### Task
Determine the number of lines where "name" occurs and reply with that number by itself.

BEGIN

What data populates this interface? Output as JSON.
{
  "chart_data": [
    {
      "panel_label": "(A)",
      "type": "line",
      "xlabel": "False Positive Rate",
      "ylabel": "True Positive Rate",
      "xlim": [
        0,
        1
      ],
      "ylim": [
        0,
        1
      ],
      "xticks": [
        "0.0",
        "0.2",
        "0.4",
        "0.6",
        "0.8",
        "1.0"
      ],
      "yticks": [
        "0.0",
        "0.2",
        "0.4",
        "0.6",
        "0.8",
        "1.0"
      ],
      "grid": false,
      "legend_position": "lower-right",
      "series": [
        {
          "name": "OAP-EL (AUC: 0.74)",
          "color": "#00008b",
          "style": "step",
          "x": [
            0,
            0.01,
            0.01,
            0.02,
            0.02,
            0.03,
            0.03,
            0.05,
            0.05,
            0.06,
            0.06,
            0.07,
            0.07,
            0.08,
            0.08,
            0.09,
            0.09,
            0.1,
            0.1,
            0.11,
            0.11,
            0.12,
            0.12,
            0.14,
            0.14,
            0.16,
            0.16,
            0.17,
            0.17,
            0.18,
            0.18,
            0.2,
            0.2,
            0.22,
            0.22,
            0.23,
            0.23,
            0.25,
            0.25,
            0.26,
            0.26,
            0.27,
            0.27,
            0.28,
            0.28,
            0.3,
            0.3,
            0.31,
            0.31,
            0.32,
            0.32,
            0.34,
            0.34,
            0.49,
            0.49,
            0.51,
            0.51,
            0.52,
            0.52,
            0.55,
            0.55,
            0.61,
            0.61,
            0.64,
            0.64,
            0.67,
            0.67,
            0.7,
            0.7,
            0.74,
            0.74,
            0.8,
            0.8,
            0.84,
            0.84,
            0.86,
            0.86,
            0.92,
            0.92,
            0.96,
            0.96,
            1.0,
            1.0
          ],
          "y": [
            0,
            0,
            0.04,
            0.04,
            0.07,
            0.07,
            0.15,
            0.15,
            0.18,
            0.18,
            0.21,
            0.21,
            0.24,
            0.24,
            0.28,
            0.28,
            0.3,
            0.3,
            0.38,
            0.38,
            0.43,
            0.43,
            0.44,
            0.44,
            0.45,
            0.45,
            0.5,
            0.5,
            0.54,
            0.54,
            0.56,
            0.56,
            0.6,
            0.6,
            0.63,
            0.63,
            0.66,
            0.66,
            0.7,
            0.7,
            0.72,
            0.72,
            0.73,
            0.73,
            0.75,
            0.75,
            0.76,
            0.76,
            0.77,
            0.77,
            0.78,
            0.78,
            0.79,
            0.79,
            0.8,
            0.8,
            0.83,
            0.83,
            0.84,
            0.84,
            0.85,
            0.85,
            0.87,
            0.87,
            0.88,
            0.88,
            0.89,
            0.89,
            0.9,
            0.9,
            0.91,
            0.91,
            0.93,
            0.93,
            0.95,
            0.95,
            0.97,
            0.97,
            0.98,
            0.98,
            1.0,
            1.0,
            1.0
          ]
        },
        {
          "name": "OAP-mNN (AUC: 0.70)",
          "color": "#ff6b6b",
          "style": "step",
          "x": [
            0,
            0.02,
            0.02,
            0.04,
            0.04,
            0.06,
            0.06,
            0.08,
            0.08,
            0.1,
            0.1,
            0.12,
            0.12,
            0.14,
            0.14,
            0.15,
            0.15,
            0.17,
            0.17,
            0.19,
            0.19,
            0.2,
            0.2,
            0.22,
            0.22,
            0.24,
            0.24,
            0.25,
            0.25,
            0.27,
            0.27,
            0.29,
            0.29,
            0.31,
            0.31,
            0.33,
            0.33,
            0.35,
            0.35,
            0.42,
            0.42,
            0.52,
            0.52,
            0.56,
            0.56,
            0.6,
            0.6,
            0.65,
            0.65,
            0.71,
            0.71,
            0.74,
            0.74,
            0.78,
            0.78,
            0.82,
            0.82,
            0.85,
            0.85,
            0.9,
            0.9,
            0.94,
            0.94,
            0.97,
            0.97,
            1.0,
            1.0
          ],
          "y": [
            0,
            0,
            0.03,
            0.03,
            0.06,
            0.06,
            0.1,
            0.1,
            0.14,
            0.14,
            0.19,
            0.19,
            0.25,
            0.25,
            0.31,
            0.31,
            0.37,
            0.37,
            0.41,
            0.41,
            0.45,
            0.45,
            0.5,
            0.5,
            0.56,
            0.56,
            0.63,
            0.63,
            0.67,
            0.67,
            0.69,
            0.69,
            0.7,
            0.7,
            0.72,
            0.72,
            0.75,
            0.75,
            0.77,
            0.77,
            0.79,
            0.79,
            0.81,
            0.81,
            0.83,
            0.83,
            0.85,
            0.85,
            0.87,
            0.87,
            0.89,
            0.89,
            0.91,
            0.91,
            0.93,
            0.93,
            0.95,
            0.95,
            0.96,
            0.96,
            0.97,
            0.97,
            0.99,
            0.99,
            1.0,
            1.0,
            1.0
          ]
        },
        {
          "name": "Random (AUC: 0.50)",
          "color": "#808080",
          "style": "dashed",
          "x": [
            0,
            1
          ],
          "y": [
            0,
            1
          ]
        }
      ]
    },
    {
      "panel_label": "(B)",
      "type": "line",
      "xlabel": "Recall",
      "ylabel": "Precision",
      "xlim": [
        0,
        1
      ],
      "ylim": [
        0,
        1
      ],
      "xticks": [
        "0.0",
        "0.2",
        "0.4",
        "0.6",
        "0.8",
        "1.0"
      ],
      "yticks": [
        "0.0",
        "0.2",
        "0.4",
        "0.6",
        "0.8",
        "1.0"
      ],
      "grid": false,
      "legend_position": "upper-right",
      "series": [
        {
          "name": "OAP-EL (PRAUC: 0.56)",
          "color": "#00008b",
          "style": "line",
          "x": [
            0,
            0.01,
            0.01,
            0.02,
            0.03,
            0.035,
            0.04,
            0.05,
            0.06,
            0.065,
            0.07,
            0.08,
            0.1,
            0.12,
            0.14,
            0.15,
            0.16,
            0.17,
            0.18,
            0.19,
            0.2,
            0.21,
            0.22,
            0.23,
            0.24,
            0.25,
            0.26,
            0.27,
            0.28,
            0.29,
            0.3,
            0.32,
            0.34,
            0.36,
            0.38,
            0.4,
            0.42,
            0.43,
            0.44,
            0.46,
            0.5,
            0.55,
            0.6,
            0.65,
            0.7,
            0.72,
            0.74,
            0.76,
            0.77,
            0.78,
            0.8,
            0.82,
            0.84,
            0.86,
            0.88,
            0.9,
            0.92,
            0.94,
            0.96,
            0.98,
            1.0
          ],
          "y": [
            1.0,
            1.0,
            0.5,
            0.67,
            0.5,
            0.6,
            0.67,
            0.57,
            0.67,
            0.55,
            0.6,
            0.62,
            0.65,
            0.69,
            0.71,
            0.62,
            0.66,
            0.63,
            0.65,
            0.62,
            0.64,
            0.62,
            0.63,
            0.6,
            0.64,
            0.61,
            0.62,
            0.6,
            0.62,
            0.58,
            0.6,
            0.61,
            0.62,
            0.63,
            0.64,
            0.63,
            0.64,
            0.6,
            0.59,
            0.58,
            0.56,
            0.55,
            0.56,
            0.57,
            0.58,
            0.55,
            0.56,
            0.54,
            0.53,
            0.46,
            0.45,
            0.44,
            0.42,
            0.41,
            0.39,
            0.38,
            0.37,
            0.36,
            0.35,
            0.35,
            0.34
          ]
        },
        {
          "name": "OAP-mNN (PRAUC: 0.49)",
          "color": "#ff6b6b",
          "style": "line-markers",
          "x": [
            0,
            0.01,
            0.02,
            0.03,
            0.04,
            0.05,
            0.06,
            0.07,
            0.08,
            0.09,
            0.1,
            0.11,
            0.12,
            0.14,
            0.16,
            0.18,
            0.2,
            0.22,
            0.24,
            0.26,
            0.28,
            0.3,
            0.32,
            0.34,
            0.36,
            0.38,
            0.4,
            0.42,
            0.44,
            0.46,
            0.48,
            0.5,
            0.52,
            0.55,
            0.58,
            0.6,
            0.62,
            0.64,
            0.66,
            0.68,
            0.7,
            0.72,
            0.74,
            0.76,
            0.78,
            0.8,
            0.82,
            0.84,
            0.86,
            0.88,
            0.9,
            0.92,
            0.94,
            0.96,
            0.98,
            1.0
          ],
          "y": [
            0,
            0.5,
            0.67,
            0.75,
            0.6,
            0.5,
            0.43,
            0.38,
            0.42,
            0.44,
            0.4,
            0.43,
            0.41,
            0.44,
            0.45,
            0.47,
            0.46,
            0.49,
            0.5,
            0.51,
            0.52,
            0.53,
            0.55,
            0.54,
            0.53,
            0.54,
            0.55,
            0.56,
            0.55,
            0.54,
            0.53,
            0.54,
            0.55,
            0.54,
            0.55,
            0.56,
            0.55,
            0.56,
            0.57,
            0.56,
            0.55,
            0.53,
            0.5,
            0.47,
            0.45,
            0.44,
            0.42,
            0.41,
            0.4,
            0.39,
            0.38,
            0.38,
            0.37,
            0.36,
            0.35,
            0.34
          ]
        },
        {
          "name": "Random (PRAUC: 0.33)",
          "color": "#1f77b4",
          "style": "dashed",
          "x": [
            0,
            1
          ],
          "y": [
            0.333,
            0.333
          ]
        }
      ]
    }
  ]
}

END

### Solution to the problem
6